Locate and copy each line in the data that contains the word "object".

(Figure record listings)
_ _ _ _
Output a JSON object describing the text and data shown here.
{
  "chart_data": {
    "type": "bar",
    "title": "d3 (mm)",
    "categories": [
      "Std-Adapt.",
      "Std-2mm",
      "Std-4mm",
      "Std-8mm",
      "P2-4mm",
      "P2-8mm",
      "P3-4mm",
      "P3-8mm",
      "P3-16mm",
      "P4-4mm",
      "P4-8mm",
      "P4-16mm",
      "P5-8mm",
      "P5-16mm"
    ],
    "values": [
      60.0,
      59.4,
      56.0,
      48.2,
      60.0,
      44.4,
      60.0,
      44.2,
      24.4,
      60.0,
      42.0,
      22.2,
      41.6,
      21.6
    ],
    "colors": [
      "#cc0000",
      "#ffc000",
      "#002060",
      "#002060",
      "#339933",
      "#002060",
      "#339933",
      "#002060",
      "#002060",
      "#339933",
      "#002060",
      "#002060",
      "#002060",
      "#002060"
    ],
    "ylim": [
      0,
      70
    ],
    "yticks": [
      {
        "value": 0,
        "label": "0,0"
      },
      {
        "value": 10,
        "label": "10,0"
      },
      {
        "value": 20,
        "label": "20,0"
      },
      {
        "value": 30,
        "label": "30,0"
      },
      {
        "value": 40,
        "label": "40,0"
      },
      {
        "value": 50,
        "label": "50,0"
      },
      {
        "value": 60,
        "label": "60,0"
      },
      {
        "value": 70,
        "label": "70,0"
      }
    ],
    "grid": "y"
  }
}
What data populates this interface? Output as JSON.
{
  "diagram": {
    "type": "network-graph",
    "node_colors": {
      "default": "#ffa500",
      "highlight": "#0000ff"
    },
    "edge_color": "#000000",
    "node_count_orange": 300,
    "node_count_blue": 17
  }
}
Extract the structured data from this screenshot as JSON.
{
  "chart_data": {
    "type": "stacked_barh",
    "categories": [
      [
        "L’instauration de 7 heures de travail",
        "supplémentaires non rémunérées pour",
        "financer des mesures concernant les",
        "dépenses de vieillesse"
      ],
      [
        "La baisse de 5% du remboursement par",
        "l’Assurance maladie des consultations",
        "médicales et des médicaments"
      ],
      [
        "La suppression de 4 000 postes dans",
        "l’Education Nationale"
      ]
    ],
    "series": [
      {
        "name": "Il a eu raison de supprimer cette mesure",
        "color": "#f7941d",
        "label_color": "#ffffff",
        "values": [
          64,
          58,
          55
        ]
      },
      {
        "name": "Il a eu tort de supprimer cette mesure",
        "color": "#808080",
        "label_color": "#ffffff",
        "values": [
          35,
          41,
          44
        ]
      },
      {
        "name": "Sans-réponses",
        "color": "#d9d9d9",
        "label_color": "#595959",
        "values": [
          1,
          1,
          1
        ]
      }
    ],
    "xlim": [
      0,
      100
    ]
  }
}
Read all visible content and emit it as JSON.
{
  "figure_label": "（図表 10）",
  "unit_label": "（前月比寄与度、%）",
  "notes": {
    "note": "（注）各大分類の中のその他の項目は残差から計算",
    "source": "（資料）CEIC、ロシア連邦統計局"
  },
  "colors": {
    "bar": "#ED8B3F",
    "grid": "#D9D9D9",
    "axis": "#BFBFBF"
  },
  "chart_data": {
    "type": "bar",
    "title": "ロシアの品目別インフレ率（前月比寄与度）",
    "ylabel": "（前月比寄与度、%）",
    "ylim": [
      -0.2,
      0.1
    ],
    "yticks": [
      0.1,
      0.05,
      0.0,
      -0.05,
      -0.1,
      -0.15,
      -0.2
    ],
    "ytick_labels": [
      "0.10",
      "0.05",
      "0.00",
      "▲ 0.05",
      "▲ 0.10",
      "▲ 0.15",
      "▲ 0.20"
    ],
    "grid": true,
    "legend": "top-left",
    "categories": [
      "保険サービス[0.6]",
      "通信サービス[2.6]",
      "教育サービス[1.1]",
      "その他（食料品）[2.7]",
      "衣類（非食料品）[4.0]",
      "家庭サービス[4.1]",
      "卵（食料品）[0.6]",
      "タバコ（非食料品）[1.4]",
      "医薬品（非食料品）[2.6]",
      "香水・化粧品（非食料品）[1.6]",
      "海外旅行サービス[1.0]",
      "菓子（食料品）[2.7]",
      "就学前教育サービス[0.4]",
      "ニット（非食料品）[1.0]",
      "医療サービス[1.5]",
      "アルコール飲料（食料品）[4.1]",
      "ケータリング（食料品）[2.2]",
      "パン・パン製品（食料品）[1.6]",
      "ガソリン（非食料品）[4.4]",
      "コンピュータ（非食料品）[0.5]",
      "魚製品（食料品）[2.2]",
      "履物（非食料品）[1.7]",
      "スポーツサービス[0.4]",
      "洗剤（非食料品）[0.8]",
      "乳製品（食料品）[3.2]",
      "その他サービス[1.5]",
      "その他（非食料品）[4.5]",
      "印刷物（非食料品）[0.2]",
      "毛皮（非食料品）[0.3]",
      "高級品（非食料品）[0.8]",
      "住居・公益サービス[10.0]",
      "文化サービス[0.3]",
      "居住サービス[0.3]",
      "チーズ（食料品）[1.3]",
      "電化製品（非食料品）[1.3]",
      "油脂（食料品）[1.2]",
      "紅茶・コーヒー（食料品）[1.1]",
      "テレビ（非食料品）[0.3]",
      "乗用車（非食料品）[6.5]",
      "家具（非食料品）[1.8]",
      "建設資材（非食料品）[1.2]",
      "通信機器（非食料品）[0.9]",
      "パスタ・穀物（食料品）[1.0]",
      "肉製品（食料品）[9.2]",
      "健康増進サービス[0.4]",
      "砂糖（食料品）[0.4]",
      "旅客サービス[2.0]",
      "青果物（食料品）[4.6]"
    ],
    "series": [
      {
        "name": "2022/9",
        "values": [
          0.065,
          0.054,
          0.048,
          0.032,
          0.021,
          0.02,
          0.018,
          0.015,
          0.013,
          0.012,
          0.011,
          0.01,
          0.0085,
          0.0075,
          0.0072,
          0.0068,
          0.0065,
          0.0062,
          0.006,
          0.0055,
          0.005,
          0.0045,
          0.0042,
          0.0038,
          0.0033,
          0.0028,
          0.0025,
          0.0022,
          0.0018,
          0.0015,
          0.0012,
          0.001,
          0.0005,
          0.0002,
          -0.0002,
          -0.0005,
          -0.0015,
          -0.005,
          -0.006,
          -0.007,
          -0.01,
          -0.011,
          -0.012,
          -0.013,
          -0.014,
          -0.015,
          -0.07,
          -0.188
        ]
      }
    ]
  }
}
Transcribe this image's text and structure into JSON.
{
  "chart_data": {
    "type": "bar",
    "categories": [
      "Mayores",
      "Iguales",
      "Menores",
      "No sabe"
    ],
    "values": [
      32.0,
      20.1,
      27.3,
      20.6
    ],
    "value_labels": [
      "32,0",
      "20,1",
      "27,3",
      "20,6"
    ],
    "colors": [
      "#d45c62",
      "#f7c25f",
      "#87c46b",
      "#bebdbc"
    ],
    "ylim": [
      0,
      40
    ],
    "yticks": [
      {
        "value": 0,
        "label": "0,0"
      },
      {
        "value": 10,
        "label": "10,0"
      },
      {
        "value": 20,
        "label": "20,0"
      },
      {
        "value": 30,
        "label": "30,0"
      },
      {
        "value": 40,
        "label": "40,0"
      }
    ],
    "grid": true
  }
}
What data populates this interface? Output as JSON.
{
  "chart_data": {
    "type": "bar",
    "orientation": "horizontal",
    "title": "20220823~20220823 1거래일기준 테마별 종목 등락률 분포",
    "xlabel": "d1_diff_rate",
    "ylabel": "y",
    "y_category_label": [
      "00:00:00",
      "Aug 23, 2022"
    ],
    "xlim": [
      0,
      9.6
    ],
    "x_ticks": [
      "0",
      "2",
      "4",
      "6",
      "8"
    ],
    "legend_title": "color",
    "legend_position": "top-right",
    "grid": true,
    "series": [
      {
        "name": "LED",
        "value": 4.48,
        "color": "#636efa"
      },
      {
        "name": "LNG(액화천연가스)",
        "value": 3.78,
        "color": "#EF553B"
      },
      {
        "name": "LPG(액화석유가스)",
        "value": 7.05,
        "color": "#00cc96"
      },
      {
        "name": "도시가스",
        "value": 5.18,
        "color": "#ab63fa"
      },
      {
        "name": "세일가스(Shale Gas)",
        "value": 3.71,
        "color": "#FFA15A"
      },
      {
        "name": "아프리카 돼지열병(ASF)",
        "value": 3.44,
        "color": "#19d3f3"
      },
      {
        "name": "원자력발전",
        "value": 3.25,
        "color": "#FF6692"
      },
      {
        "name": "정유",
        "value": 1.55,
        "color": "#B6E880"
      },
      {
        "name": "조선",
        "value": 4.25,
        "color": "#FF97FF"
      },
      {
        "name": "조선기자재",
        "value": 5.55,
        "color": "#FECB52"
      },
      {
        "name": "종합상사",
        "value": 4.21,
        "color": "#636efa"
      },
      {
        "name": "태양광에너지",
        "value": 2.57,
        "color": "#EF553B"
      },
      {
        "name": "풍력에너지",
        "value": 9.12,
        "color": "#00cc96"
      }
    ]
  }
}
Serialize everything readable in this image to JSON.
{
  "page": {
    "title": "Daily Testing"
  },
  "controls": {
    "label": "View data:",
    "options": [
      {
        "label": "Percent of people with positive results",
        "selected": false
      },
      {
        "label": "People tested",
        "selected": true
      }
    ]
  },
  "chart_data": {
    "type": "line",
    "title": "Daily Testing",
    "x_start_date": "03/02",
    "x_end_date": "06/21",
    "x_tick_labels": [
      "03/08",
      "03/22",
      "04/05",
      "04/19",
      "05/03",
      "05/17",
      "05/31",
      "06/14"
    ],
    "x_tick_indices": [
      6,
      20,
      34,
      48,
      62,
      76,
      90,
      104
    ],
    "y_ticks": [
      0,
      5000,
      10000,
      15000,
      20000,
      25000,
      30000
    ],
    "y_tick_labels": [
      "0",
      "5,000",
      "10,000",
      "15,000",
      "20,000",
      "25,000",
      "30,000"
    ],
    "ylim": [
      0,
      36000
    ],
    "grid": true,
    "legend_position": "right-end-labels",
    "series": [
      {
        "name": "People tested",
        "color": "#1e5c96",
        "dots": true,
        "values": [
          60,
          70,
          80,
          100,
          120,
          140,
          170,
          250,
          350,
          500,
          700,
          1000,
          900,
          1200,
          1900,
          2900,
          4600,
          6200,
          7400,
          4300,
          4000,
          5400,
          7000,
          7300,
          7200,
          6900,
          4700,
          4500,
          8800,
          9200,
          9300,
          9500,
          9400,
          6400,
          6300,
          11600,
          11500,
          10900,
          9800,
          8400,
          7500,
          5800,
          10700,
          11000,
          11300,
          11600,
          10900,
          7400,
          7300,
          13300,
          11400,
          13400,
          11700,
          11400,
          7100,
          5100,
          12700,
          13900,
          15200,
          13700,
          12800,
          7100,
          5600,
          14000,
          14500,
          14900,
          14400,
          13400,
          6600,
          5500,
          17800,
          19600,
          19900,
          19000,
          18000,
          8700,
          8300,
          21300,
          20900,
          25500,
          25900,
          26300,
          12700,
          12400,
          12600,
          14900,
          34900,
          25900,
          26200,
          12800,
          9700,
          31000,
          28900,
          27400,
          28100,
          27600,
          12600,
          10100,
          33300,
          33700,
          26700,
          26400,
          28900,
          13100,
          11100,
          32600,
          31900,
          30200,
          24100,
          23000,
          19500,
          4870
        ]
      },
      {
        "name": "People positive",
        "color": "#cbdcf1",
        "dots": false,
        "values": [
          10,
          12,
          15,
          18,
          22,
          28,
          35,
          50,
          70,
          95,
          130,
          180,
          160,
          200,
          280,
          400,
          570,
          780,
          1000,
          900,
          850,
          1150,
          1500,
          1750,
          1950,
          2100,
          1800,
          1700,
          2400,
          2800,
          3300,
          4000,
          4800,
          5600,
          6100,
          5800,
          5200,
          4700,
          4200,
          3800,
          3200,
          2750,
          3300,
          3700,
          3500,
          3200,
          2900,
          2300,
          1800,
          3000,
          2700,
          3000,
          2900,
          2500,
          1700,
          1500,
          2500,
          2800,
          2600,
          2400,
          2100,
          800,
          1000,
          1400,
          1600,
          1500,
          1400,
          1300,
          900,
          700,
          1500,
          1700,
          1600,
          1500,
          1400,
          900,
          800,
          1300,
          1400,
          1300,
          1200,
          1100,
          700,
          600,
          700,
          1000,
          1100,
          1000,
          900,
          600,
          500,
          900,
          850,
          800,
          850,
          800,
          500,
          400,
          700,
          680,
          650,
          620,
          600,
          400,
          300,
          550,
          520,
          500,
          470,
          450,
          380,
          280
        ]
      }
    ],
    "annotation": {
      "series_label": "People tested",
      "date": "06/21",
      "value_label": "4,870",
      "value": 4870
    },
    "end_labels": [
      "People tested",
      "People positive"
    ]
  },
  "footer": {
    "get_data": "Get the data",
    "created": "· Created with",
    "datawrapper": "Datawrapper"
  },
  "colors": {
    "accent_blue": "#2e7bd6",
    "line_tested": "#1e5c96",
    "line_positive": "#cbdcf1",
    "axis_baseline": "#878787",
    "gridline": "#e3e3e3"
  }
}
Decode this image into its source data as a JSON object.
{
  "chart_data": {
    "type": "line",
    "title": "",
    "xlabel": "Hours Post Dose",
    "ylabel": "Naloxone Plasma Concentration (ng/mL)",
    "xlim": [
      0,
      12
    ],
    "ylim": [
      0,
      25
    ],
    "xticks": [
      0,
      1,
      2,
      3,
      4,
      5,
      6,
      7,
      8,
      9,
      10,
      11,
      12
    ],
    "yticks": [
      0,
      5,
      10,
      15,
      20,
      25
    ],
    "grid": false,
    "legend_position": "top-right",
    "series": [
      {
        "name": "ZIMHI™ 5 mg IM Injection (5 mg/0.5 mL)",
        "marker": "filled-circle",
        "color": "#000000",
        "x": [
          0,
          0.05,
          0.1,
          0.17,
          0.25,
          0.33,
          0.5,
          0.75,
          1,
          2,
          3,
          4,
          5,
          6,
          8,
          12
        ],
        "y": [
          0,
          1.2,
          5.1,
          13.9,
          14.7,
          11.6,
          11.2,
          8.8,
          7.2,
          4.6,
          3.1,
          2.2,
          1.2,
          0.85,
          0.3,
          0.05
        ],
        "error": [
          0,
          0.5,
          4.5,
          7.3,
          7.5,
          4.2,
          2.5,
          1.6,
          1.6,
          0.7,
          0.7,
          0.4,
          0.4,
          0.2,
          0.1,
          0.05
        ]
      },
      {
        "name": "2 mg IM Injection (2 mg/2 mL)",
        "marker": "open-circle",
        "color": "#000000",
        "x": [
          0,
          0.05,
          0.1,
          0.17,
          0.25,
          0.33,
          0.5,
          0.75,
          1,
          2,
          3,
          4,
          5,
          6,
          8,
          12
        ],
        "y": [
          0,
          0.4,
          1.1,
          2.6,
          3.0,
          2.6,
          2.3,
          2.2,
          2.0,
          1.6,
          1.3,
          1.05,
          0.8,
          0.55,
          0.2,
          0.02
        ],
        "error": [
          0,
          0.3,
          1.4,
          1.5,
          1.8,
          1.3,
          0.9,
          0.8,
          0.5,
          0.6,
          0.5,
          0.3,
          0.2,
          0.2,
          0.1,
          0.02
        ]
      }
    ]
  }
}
_ _ _ _
- Written response -
Output a JSON object describing the text and data shown here.
Decode this image into its source data as a JSON object.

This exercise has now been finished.